__Set exercise__: From the entries below, please gather each line containing the string "Weekly".

#####

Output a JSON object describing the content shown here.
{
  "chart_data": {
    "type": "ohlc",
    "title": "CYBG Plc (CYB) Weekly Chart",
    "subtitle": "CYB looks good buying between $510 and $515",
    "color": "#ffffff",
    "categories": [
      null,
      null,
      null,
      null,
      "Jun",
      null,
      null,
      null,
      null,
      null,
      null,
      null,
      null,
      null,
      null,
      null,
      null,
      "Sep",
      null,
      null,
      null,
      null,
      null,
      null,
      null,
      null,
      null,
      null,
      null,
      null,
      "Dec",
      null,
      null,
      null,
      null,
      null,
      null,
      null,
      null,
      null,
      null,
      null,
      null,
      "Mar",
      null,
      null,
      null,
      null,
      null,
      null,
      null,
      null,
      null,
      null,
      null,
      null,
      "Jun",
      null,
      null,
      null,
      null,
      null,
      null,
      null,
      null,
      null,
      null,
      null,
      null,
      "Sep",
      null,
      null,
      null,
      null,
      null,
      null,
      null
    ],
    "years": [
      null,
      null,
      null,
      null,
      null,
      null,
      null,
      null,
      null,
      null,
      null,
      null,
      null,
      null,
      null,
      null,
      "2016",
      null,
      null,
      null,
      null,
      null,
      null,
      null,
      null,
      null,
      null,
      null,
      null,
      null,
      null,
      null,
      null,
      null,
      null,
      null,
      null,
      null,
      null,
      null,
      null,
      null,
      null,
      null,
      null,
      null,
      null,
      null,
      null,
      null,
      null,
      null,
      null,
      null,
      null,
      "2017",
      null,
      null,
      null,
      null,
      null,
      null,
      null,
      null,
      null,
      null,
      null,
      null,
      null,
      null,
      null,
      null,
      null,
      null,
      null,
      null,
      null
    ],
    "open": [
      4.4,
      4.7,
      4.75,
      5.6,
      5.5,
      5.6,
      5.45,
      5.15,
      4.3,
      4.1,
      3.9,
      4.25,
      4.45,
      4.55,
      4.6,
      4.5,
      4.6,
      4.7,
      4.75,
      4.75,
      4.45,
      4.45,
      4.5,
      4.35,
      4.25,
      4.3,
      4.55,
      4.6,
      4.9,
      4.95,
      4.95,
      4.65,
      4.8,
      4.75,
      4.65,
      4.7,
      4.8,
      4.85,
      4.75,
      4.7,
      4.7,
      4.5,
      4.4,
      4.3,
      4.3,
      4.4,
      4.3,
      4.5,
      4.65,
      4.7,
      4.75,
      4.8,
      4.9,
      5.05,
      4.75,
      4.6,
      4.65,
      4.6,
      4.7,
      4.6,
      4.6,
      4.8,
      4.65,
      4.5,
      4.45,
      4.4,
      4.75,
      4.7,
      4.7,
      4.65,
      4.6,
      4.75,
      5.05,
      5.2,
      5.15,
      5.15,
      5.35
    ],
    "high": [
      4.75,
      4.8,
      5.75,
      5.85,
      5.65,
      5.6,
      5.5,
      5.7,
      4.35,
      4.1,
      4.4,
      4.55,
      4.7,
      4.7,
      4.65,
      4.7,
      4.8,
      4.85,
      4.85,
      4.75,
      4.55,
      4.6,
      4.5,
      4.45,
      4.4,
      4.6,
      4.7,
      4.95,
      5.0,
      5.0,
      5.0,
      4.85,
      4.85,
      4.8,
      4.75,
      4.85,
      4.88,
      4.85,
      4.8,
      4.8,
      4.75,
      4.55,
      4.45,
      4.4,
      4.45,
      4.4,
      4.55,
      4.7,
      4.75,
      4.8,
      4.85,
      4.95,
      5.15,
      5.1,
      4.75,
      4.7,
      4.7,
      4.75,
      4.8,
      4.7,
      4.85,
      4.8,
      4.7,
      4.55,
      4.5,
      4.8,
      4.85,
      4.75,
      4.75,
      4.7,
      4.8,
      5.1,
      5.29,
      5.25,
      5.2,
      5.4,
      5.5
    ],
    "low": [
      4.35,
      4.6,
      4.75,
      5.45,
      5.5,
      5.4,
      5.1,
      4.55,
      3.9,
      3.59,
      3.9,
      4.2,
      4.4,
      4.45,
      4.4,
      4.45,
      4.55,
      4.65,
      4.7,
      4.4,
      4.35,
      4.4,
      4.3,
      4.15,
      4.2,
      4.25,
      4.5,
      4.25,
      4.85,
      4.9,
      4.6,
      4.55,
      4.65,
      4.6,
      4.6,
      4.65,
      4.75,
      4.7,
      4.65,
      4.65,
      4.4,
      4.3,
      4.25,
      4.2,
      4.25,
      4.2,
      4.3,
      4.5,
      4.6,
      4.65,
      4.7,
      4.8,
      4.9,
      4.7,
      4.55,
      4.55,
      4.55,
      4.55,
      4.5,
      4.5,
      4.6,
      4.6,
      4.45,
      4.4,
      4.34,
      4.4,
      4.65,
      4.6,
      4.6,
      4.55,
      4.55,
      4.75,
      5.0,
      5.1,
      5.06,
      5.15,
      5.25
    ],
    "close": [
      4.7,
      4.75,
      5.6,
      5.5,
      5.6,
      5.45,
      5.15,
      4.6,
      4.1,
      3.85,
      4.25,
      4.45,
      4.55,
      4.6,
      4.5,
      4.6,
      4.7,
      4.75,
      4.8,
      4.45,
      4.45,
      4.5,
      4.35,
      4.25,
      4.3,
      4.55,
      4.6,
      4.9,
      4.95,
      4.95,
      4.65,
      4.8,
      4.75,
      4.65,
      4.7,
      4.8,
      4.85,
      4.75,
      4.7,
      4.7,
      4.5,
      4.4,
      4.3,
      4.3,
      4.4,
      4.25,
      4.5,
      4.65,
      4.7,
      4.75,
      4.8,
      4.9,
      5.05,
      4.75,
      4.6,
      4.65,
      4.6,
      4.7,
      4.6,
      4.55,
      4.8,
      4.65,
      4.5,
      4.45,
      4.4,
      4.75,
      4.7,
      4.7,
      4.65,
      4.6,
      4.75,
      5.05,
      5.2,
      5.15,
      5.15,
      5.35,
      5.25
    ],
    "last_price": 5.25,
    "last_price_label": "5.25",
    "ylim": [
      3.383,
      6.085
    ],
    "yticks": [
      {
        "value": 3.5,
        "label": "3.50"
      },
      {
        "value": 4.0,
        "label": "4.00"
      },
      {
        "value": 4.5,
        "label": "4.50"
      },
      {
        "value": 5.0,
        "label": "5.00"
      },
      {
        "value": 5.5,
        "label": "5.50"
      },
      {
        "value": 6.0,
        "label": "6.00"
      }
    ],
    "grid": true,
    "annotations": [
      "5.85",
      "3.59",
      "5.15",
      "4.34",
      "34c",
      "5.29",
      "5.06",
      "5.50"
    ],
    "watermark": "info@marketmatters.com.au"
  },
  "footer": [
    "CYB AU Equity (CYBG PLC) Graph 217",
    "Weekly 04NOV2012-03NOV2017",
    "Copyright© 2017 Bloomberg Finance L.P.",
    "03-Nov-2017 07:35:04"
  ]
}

#####

__Answer to this problem__:
    "title": "CYBG Plc (CYB) Weekly Chart",
    "Weekly 04NOV2012-03NOV2017",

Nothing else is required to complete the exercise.